[Items from a data source]
========
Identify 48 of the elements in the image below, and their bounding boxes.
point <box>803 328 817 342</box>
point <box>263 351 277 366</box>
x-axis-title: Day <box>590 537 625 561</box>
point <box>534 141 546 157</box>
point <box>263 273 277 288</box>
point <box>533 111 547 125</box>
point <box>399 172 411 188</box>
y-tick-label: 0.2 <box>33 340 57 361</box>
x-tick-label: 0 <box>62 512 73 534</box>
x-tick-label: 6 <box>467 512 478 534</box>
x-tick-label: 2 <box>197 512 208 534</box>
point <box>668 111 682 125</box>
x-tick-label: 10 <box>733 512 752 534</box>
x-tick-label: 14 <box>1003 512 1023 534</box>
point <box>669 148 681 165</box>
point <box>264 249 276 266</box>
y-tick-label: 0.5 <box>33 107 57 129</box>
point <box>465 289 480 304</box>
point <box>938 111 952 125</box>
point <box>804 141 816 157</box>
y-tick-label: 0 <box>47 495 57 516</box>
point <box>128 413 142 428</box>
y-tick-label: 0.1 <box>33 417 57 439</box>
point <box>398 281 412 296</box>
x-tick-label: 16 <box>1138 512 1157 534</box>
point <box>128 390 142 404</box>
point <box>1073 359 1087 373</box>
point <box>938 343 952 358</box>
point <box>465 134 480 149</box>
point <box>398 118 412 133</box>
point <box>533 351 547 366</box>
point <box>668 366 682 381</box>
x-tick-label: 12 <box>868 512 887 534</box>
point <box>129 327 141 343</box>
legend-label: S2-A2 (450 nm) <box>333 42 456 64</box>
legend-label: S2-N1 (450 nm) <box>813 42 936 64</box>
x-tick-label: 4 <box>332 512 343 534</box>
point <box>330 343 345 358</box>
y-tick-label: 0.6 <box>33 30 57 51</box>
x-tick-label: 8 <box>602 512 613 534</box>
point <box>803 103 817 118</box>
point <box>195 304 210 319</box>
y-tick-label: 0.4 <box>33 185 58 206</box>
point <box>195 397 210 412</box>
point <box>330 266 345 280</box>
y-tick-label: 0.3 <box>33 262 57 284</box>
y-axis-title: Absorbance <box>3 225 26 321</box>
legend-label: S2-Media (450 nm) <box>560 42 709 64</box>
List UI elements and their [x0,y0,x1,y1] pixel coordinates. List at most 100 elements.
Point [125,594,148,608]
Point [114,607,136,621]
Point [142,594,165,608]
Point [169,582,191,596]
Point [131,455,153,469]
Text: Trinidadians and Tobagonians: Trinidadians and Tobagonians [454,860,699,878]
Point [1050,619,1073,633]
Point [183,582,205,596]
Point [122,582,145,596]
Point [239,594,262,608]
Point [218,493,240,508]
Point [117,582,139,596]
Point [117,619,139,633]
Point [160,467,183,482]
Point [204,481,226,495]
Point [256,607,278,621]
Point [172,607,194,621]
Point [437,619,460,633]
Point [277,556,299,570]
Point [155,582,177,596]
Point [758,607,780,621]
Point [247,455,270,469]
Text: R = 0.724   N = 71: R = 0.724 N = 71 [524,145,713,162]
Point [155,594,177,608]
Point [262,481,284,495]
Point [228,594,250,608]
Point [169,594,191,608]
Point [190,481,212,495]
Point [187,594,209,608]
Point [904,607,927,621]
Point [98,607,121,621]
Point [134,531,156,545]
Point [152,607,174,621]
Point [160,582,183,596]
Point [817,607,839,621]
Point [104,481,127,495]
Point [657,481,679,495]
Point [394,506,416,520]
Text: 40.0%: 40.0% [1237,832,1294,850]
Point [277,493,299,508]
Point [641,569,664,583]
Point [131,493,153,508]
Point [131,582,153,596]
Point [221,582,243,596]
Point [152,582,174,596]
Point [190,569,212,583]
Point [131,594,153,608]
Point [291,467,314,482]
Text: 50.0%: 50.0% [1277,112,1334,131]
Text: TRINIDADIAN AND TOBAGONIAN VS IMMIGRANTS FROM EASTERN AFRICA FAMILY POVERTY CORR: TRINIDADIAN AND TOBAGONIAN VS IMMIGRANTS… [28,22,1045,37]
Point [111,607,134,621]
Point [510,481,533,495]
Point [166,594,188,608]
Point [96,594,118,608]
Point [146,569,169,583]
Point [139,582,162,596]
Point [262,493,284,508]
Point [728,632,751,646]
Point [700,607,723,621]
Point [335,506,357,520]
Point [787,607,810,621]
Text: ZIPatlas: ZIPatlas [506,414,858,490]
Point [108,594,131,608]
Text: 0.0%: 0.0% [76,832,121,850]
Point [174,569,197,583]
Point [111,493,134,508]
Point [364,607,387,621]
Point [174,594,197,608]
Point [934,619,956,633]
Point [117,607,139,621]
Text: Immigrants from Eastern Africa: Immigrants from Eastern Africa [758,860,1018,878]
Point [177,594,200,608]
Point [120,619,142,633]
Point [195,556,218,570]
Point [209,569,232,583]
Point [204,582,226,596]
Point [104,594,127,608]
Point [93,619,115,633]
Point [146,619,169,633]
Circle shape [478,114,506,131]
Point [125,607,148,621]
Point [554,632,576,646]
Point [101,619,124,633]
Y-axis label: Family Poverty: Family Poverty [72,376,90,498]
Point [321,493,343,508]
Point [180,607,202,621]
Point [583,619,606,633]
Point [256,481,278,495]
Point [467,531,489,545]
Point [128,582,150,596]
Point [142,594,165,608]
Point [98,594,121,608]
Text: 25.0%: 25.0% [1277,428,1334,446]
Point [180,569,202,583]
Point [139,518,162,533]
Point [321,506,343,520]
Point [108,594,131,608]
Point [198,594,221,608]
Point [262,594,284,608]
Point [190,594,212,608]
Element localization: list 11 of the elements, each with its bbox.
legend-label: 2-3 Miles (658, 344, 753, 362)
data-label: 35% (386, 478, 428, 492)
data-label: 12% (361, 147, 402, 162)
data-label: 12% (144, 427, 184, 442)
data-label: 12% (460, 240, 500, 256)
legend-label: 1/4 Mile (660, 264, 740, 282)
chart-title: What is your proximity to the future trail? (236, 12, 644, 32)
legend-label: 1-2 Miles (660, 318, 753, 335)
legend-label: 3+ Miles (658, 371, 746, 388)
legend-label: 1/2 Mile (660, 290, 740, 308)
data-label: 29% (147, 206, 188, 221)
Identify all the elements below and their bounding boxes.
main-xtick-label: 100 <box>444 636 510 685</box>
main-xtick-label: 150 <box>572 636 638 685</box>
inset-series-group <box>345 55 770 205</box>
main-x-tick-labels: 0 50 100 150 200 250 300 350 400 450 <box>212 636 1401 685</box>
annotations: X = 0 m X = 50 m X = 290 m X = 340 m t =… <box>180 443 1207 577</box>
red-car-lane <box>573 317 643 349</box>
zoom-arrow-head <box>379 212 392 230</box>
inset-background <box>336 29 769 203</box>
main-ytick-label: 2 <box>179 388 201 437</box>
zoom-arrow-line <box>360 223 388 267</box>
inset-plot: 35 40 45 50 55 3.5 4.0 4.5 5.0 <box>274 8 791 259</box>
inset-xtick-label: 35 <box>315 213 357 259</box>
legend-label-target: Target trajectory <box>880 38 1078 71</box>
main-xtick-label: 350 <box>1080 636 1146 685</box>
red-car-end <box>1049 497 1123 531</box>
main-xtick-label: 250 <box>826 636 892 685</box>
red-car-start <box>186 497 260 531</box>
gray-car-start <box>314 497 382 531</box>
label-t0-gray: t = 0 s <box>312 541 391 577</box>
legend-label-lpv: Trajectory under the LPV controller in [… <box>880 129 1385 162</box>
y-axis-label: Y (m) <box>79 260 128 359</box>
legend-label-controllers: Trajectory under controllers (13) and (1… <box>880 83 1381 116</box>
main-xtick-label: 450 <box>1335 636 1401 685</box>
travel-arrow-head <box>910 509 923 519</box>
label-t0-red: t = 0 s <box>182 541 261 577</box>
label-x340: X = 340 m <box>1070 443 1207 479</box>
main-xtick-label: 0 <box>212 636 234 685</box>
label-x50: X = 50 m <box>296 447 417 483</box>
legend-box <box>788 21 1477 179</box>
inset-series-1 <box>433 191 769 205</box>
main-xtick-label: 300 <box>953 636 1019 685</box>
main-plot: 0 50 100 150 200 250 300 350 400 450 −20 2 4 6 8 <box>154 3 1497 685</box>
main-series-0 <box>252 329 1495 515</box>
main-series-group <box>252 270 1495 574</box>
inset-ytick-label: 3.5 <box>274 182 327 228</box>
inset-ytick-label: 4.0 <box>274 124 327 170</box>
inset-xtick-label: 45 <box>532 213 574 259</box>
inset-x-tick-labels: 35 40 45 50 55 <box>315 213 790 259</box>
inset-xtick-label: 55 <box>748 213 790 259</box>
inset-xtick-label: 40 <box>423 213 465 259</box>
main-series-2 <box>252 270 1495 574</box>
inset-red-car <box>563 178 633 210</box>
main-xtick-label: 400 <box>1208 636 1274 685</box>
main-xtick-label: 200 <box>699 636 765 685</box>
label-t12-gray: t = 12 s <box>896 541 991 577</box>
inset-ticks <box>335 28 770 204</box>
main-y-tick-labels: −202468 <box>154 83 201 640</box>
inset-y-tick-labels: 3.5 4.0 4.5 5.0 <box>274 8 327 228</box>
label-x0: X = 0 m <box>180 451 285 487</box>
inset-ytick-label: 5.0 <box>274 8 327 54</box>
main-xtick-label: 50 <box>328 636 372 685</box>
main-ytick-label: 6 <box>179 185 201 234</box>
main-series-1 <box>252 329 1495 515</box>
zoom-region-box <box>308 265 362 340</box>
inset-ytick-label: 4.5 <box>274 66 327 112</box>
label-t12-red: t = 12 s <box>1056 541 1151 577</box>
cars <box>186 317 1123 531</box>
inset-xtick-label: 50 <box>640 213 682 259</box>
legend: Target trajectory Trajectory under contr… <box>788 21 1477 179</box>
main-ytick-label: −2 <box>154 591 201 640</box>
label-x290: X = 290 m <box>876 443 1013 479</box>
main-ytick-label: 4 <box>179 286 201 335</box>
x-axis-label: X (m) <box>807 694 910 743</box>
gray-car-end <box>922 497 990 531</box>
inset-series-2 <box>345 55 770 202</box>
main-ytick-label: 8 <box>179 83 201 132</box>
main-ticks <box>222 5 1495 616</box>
========
▶ _Work required_
Please copy the listing from its first line, stopping after the line that contains "legend-label: S2-A2 (450", and change each "x-tick-label" to "x-axis-tick-label" without altering anything else.

▶ _The response_
Identify 48 of the elements in the image below, and their bounding boxes.
point <box>803 328 817 342</box>
point <box>263 351 277 366</box>
x-axis-title: Day <box>590 537 625 561</box>
point <box>534 141 546 157</box>
point <box>263 273 277 288</box>
point <box>533 111 547 125</box>
point <box>399 172 411 188</box>
y-tick-label: 0.2 <box>33 340 57 361</box>
x-axis-tick-label: 0 <box>62 512 73 534</box>
x-axis-tick-label: 6 <box>467 512 478 534</box>
x-axis-tick-label: 2 <box>197 512 208 534</box>
point <box>668 111 682 125</box>
x-axis-tick-label: 10 <box>733 512 752 534</box>
x-axis-tick-label: 14 <box>1003 512 1023 534</box>
point <box>669 148 681 165</box>
point <box>264 249 276 266</box>
y-tick-label: 0.5 <box>33 107 57 129</box>
point <box>465 289 480 304</box>
point <box>938 111 952 125</box>
point <box>804 141 816 157</box>
y-tick-label: 0 <box>47 495 57 516</box>
point <box>128 413 142 428</box>
y-tick-label: 0.1 <box>33 417 57 439</box>
point <box>398 281 412 296</box>
x-axis-tick-label: 16 <box>1138 512 1157 534</box>
point <box>128 390 142 404</box>
point <box>1073 359 1087 373</box>
point <box>938 343 952 358</box>
point <box>465 134 480 149</box>
point <box>398 118 412 133</box>
point <box>533 351 547 366</box>
point <box>668 366 682 381</box>
x-axis-tick-label: 12 <box>868 512 887 534</box>
point <box>129 327 141 343</box>
legend-label: S2-A2 (450 nm) <box>333 42 456 64</box>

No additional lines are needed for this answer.